REQUEST: Extract all lines that hold "color" from the records below.

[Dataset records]
------------------------
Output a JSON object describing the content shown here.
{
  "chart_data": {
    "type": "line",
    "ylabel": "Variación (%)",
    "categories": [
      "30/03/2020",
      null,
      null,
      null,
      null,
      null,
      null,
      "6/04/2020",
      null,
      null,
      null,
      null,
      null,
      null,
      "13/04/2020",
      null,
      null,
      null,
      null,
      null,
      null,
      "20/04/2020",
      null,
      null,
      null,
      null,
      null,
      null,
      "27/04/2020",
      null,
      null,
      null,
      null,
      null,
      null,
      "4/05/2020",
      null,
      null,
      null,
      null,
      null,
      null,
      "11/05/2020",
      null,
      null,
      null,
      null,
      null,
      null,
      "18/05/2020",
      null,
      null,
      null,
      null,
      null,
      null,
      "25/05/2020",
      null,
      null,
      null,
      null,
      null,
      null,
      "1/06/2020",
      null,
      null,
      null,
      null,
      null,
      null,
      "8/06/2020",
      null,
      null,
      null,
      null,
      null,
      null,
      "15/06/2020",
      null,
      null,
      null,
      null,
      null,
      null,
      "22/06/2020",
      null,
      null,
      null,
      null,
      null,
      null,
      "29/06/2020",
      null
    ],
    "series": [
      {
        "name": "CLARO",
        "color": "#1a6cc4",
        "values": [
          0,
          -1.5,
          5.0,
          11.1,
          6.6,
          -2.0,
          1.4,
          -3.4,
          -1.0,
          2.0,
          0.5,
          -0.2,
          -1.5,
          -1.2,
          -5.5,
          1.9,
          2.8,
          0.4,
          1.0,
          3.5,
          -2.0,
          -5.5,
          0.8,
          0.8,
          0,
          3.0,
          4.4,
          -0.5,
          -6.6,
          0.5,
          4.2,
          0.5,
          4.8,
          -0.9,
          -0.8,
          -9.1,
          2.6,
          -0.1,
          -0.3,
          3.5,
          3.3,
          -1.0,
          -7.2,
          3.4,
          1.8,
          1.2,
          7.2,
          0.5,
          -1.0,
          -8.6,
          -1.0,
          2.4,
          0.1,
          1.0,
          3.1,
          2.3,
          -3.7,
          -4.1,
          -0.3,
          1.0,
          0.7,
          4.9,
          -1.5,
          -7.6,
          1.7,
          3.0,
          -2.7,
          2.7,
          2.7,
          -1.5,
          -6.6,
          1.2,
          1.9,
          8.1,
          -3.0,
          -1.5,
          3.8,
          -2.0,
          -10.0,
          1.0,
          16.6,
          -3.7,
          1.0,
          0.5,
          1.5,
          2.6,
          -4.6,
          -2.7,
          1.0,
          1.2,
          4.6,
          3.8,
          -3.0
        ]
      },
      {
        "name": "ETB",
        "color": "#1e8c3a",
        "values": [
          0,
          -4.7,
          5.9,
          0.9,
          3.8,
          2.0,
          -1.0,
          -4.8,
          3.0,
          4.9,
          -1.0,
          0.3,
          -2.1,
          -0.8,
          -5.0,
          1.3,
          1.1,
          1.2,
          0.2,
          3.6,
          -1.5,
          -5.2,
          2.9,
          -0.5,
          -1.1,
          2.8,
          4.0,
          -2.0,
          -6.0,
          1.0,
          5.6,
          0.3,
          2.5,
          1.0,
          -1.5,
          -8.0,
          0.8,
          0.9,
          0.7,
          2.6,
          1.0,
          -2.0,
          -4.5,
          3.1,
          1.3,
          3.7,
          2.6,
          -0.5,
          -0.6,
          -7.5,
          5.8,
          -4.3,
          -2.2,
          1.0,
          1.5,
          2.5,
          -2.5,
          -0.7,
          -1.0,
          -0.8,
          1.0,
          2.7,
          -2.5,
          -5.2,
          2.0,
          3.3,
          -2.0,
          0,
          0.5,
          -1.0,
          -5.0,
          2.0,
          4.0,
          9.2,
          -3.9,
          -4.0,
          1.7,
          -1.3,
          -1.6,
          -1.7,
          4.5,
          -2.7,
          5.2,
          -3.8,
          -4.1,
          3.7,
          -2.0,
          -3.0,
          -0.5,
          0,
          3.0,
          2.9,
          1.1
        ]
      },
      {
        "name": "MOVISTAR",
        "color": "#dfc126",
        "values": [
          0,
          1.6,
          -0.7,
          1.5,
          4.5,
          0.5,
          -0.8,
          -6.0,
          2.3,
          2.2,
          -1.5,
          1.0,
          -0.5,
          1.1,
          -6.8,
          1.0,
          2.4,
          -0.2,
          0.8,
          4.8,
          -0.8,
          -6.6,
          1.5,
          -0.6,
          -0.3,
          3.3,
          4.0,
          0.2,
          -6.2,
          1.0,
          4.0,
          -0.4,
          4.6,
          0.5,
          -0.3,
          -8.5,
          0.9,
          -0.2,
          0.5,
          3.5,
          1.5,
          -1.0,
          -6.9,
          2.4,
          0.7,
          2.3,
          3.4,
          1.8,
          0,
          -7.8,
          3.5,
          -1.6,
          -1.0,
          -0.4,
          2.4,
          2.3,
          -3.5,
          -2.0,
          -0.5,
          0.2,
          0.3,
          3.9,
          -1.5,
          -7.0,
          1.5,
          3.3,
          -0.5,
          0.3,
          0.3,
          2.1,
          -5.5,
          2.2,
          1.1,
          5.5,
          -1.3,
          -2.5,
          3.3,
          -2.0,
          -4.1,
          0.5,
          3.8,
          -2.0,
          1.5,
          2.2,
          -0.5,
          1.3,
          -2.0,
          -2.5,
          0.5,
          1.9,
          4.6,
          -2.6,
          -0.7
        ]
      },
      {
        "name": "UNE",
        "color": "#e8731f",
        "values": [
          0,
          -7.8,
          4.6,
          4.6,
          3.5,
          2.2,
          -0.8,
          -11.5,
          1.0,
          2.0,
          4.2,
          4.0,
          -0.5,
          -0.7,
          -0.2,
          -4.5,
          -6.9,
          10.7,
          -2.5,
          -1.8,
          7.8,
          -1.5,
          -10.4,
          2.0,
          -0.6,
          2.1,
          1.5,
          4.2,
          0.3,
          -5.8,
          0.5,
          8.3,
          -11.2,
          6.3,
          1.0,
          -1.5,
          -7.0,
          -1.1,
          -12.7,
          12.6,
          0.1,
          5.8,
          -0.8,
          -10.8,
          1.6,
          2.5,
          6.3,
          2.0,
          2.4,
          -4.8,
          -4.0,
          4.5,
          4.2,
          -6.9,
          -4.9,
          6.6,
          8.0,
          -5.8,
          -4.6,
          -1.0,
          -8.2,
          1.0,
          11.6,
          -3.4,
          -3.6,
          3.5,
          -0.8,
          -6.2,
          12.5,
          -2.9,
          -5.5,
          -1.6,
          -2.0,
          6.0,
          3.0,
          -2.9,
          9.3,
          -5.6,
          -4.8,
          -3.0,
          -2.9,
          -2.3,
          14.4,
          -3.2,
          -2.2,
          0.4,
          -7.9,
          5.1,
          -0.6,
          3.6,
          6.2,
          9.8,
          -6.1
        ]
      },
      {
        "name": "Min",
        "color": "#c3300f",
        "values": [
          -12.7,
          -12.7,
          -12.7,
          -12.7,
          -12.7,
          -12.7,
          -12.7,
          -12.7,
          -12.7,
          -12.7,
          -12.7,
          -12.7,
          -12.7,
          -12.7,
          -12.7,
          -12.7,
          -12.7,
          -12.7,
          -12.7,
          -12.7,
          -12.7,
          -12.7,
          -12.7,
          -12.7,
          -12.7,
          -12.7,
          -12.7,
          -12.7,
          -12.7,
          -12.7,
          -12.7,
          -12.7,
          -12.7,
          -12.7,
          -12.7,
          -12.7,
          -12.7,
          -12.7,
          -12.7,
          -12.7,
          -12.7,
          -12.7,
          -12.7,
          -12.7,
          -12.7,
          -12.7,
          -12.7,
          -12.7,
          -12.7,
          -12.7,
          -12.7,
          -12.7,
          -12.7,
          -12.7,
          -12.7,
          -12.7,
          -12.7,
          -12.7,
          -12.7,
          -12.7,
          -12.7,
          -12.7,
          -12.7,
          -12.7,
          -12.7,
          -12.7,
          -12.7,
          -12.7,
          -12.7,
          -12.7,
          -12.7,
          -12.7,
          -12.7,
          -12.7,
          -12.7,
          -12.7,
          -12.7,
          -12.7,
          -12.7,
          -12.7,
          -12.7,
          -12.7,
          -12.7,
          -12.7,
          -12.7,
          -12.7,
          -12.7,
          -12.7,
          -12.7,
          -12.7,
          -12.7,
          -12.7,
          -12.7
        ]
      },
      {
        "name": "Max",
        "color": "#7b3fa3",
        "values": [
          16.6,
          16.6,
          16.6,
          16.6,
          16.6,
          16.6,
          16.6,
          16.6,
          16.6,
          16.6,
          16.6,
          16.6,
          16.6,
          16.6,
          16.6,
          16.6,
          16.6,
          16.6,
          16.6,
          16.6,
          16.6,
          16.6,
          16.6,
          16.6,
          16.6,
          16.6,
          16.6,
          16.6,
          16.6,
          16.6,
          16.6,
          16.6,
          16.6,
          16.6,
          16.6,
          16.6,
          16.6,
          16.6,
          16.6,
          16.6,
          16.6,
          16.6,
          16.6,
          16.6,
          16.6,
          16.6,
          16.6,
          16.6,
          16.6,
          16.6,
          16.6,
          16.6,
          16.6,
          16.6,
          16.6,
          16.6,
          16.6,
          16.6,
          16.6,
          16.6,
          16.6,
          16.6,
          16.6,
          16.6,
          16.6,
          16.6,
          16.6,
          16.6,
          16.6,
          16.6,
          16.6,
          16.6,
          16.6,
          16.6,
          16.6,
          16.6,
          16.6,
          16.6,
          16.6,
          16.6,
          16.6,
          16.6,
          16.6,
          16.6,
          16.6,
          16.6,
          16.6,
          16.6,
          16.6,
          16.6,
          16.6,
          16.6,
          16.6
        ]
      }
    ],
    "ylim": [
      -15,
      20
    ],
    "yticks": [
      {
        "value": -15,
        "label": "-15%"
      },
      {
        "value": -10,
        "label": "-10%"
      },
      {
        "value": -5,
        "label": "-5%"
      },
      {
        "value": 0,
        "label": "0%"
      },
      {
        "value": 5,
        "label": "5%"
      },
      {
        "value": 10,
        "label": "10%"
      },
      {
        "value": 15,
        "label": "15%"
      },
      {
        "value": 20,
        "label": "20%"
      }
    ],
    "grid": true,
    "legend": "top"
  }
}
------------------------
ANSWER TO THE EXERCISE:
        "color": "#1a6cc4",
        "color": "#1e8c3a",
        "color": "#dfc126",
        "color": "#e8731f",
        "color": "#c3300f",
        "color": "#7b3fa3",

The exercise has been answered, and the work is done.